Data provided:
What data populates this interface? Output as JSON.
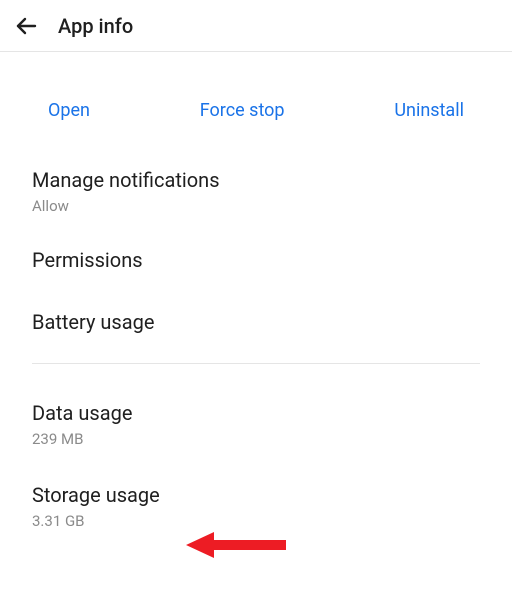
{
  "header": {
    "title": "App info"
  },
  "actions": {
    "open": "Open",
    "force_stop": "Force stop",
    "uninstall": "Uninstall"
  },
  "items": {
    "notifications": {
      "title": "Manage notifications",
      "sub": "Allow"
    },
    "permissions": {
      "title": "Permissions"
    },
    "battery": {
      "title": "Battery usage"
    },
    "data": {
      "title": "Data usage",
      "sub": "239 MB"
    },
    "storage": {
      "title": "Storage usage",
      "sub": "3.31 GB"
    }
  },
  "colors": {
    "accent": "#1a73e8",
    "annotation_arrow": "#ed1c24"
  }
}
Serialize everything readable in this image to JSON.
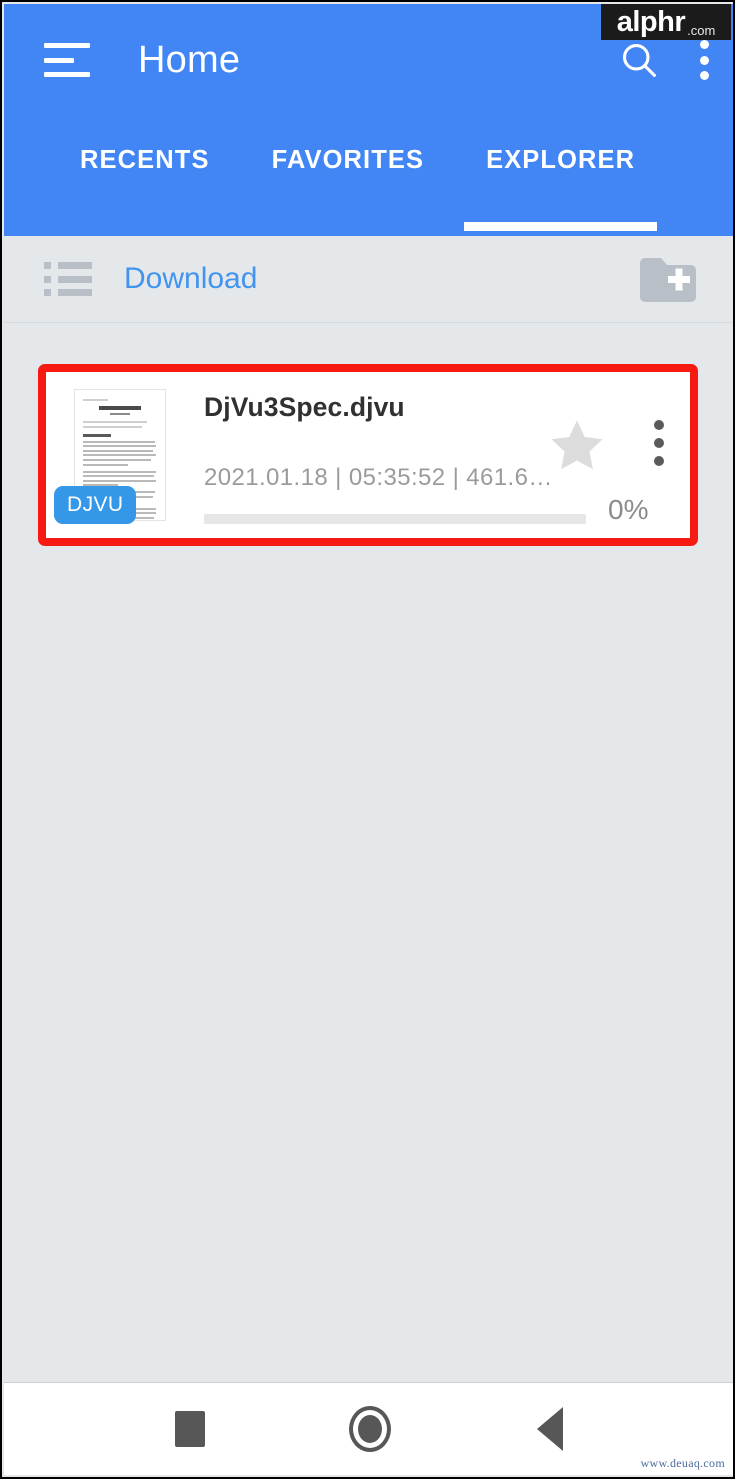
{
  "branding": {
    "logo_main": "alphr",
    "logo_suffix": ".com",
    "watermark": "www.deuaq.com"
  },
  "colors": {
    "appbar_blue": "#4285F4",
    "body_background": "#E4E8EB",
    "crumb_link": "#4294EE",
    "highlight_red": "#F61A12",
    "badge_blue": "#3497E8",
    "card_white": "#FFFFFF"
  },
  "appbar": {
    "menu_icon": "hamburger-menu-icon",
    "title": "Home",
    "search_icon": "search-icon",
    "overflow_icon": "overflow-menu-icon",
    "tabs": [
      {
        "label": "RECENTS",
        "active": false
      },
      {
        "label": "FAVORITES",
        "active": false
      },
      {
        "label": "EXPLORER",
        "active": true
      }
    ]
  },
  "breadcrumb": {
    "view_toggle_icon": "list-view-icon",
    "path": "Download",
    "new_folder_icon": "new-folder-icon"
  },
  "file_card": {
    "thumbnail_icon": "document-thumbnail",
    "format_badge": "DJVU",
    "name": "DjVu3Spec.djvu",
    "meta": "2021.01.18 | 05:35:52 | 461.6…",
    "meta_parts": {
      "date": "2021.01.18",
      "time": "05:35:52",
      "size": "461.6…"
    },
    "progress_percent": 0,
    "progress_label": "0%",
    "favorite_icon": "star-icon",
    "favorited": false,
    "overflow_icon": "overflow-menu-icon",
    "highlighted": true
  },
  "navbar": {
    "recents_icon": "recents-square-icon",
    "home_icon": "home-circle-icon",
    "back_icon": "back-triangle-icon"
  }
}
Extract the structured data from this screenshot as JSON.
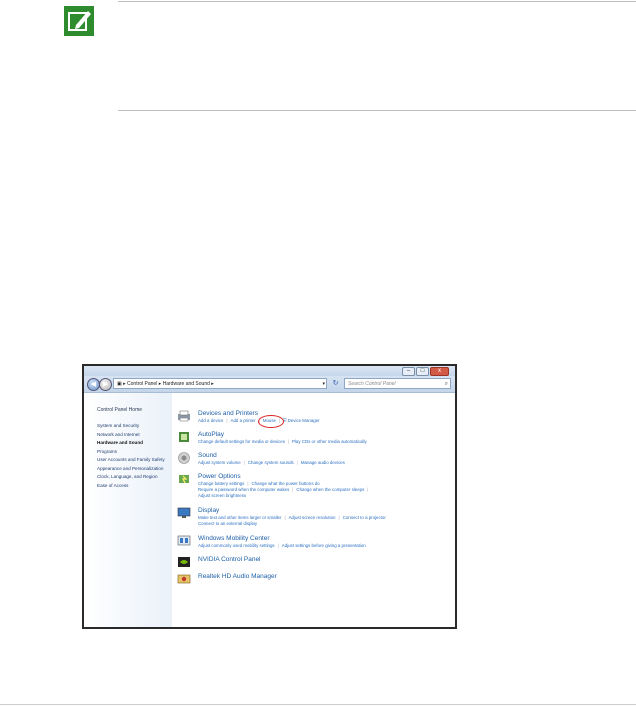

Problem to solve: Show every line from the entries above in which the word "title" appears.

Output for this task:
    "title": "App info"
      "title": "Manage notifications",
      "title": "Permissions"
      "title": "Battery usage"
      "title": "Data usage",
      "title": "Storage usage",
    "title": "Home",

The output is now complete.